Task statement:
How many of the lines below hold the word "title"? Answer only with the number.

Dataset excerpts
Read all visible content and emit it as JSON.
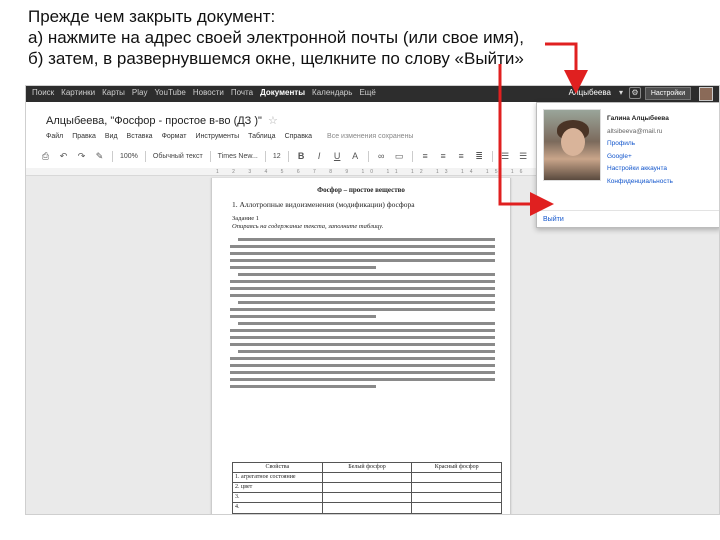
{
  "instructions": {
    "line1": "Прежде чем закрыть документ:",
    "line2": "а) нажмите на адрес своей электронной почты (или свое имя),",
    "line3": "б) затем, в развернувшемся окне, щелкните по слову «Выйти»"
  },
  "google_bar": {
    "nav": [
      "Поиск",
      "Картинки",
      "Карты",
      "Play",
      "YouTube",
      "Новости",
      "Почта",
      "Документы",
      "Календарь",
      "Ещё"
    ],
    "active_index": 7,
    "user_name": "Алцыбеева",
    "share_label": "Настройки",
    "gear": "gear-icon"
  },
  "document": {
    "title": "Алцыбеева, \"Фосфор - простое в-во (ДЗ )\"",
    "menu": [
      "Файл",
      "Правка",
      "Вид",
      "Вставка",
      "Формат",
      "Инструменты",
      "Таблица",
      "Справка"
    ],
    "saved_status": "Все изменения сохранены",
    "toolbar": {
      "zoom": "100%",
      "style": "Обычный текст",
      "font": "Times New...",
      "size": "12"
    },
    "page": {
      "heading": "Фосфор – простое вещество",
      "section": "1. Аллотропные видоизменения (модификации) фосфора",
      "task_label": "Задание 1",
      "task_desc": "Опираясь на содержание текста, заполните таблицу."
    },
    "table": {
      "headers": [
        "Свойства",
        "Белый фосфор",
        "Красный фосфор"
      ],
      "rows": [
        [
          "1. агрегатное состояние",
          "",
          ""
        ],
        [
          "2. цвет",
          "",
          ""
        ],
        [
          "3.",
          "",
          ""
        ],
        [
          "4.",
          "",
          ""
        ]
      ]
    }
  },
  "account_popup": {
    "name": "Галина Алцыбеева",
    "email": "altsibeeva@mail.ru",
    "links": [
      "Профиль",
      "Google+",
      "Настройки аккаунта",
      "Конфиденциальность"
    ],
    "logout": "Выйти"
  },
  "colors": {
    "arrow": "#e02020",
    "gbar": "#2d2d2d",
    "link": "#1155cc"
  }
}
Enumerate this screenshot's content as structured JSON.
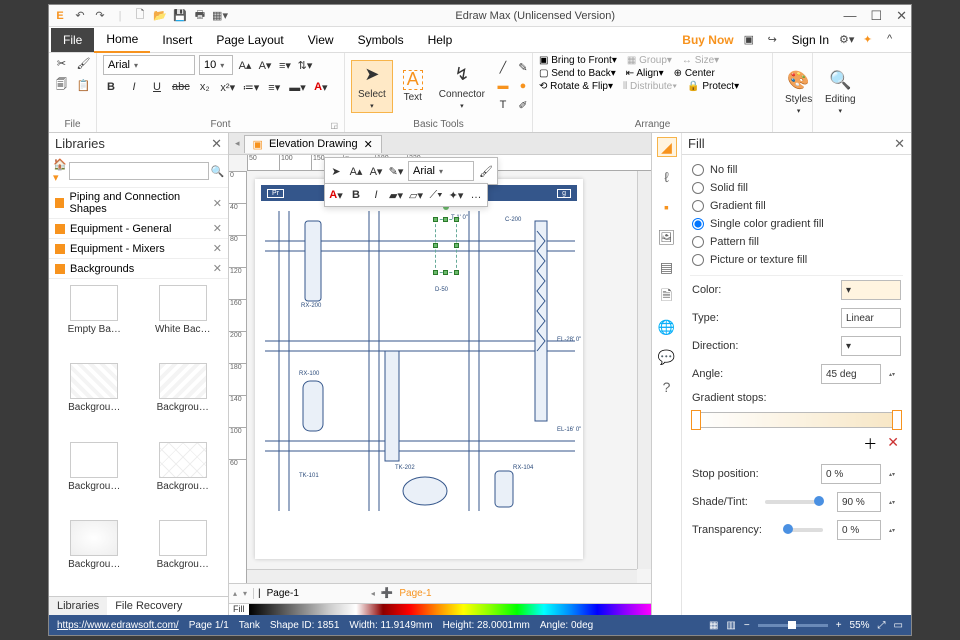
{
  "window": {
    "title": "Edraw Max (Unlicensed Version)"
  },
  "menubar": {
    "file": "File",
    "tabs": [
      "Home",
      "Insert",
      "Page Layout",
      "View",
      "Symbols",
      "Help"
    ],
    "active": "Home",
    "buy_now": "Buy Now",
    "sign_in": "Sign In"
  },
  "ribbon": {
    "file_group": "File",
    "font_group": "Font",
    "font_name": "Arial",
    "font_size": "10",
    "basic_tools_group": "Basic Tools",
    "select_label": "Select",
    "text_label": "Text",
    "connector_label": "Connector",
    "arrange_group": "Arrange",
    "bring_front": "Bring to Front",
    "send_back": "Send to Back",
    "rotate_flip": "Rotate & Flip",
    "group": "Group",
    "align": "Align",
    "distribute": "Distribute",
    "size": "Size",
    "center": "Center",
    "protect": "Protect",
    "styles_label": "Styles",
    "editing_label": "Editing"
  },
  "libraries": {
    "title": "Libraries",
    "categories": [
      "Piping and Connection Shapes",
      "Equipment - General",
      "Equipment - Mixers",
      "Backgrounds"
    ],
    "items": [
      "Empty Ba…",
      "White Bac…",
      "Backgrou…",
      "Backgrou…",
      "Backgrou…",
      "Backgrou…",
      "Backgrou…",
      "Backgrou…"
    ],
    "tabs": [
      "Libraries",
      "File Recovery"
    ]
  },
  "document": {
    "tab_name": "Elevation Drawing",
    "float_font": "Arial",
    "ruler_h": [
      "50",
      "100",
      "150",
      "180",
      "220"
    ],
    "ruler_v": [
      "0",
      "40",
      "80",
      "120",
      "160",
      "200",
      "180",
      "140",
      "100",
      "60"
    ],
    "banner_left": "Pr",
    "banner_right": "g",
    "canvas_labels": {
      "rx200": "RX-200",
      "rx100": "RX-100",
      "tk101": "TK-101",
      "tk202": "TK-202",
      "c200": "C-200",
      "d50": "D-50",
      "rx104": "RX-104",
      "el28": "EL-28' 0\"",
      "el16": "EL-16' 0\"",
      "t10": "T-1' 0\""
    },
    "page_nav": "Page-1",
    "page_active": "Page-1",
    "fill_label": "Fill"
  },
  "fill_panel": {
    "title": "Fill",
    "options": [
      "No fill",
      "Solid fill",
      "Gradient fill",
      "Single color gradient fill",
      "Pattern fill",
      "Picture or texture fill"
    ],
    "selected": "Single color gradient fill",
    "color_label": "Color:",
    "type_label": "Type:",
    "type_value": "Linear",
    "direction_label": "Direction:",
    "angle_label": "Angle:",
    "angle_value": "45 deg",
    "stops_label": "Gradient stops:",
    "stop_pos_label": "Stop position:",
    "stop_pos_value": "0 %",
    "shade_label": "Shade/Tint:",
    "shade_value": "90 %",
    "trans_label": "Transparency:",
    "trans_value": "0 %"
  },
  "statusbar": {
    "url": "https://www.edrawsoft.com/",
    "page": "Page 1/1",
    "shape": "Tank",
    "shape_id": "Shape ID: 1851",
    "width": "Width: 11.9149mm",
    "height": "Height: 28.0001mm",
    "angle": "Angle: 0deg",
    "zoom": "55%"
  }
}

Final result:
4